# [Extract to read]
········

6 years passed, does today's V8 support auto-reuse-precompilation-result 
cross multiple isolates?

On Thursday, September 11, 2008 at 3:48:01 AM UTC+8, Christian Plesner 
Hansen wrote:
>
> Scripts are tied to the context in which they were compiled so you
> have to recompile the source code for each new context.  Our
> documentation doesn't say that clearly; it should.
>
> If you know you're going to compile the same script many times you can
> precompile it using ScriptData::PreCompile and pass in the result
> along with the source code when you call Script::Compile; this speeds
> up compilation.  Also, we're adding internal compilation caching that
> is likely to automatically give more or less the same effect as manual
> caching when compiling the same scripts repeatedly.
>
>
> -- Christian
>
> On Wed, Sep 10, 2008 at 9:20 PM, Bryan White <[email protected] 
> <javascript:>> wrote:
> >
> > I am having a weird problem that makes me suspect I do not understand
> > something about Script objects and/or global script variables.
> >
> > My program runs as a persistent web service.  For each page request,
> > it determines which JavaScript source file to use to handle the
> > request.  It keeps a cache of the pre-compiled script objects and
> > recompiles them when needed if the timestamp of the source file
> > changes.

········

# [Extracted entries]
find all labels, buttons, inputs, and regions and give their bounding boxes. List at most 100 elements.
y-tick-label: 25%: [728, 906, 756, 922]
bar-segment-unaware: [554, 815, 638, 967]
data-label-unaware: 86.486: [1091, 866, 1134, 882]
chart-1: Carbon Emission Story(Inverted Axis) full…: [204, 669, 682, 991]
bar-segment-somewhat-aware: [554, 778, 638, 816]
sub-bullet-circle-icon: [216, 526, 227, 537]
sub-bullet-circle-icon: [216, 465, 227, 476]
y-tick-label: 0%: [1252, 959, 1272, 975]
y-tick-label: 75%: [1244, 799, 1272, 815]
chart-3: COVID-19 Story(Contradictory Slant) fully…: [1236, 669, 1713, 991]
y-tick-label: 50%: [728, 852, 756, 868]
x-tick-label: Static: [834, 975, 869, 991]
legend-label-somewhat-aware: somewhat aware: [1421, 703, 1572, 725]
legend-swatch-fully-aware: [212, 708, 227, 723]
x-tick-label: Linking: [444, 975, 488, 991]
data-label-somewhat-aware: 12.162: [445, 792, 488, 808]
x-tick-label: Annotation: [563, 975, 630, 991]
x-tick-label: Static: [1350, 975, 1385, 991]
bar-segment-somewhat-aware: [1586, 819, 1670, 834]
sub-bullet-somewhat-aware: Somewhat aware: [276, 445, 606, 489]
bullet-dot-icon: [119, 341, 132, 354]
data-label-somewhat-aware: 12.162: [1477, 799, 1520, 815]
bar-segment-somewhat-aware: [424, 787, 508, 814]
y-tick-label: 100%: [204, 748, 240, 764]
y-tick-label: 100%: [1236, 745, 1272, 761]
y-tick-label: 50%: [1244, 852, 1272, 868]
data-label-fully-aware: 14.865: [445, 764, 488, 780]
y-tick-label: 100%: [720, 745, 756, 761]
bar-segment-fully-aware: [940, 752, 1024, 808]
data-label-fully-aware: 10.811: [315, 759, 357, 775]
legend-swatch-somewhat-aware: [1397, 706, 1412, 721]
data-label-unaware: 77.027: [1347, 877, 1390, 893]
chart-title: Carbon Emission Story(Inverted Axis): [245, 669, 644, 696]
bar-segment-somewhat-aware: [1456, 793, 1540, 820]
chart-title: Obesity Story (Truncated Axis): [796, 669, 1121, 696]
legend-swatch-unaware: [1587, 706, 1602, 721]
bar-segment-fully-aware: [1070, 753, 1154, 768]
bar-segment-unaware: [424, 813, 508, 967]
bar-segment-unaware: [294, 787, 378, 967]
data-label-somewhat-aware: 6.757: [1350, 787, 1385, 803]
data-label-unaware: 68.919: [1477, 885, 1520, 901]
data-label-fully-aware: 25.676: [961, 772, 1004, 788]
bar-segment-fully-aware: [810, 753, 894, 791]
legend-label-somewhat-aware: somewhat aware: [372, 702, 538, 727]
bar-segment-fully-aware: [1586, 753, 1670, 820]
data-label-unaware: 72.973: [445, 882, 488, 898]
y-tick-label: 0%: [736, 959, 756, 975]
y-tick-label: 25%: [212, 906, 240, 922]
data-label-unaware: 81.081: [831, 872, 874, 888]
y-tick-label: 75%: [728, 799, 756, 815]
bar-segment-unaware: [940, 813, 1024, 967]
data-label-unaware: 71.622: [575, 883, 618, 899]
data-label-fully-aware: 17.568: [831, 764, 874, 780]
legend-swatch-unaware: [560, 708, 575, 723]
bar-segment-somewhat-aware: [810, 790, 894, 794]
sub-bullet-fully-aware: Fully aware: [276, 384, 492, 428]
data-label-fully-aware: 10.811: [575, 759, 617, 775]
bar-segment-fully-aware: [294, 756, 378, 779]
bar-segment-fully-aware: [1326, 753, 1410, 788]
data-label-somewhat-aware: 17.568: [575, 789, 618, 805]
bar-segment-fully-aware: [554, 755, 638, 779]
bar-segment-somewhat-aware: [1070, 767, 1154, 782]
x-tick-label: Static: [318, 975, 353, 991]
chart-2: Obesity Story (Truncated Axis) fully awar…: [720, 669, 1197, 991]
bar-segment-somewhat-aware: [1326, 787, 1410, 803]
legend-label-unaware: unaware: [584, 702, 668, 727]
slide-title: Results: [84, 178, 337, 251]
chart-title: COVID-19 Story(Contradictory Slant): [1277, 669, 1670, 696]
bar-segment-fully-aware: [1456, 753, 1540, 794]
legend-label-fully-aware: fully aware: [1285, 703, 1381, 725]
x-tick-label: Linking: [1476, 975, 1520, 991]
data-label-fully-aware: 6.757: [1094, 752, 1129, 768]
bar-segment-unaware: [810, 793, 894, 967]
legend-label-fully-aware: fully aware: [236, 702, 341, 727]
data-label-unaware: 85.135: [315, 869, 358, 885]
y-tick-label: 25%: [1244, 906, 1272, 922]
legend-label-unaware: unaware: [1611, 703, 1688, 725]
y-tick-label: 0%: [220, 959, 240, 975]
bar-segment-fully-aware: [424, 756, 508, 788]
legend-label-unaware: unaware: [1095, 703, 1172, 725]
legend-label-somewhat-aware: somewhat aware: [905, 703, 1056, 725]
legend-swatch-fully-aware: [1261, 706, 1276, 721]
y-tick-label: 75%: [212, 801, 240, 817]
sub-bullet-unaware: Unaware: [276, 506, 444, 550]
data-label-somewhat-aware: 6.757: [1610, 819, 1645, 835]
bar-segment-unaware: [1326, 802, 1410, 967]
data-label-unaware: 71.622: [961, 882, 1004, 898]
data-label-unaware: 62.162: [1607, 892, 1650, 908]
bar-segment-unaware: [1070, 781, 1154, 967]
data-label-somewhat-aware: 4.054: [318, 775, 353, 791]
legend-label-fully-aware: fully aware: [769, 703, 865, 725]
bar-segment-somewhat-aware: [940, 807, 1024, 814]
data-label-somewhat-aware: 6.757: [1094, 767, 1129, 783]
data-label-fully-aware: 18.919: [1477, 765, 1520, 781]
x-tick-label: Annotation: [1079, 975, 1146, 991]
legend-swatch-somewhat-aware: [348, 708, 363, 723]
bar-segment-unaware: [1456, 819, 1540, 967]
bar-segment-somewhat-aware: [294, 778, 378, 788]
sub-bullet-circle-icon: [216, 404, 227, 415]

········

# [Exercise objective]
In the V8 mailing-list thread, which function can be used to precompile a script that will be compiled many times? The records play no part in what follows.

# [Your solution]
ScriptData::PreCompile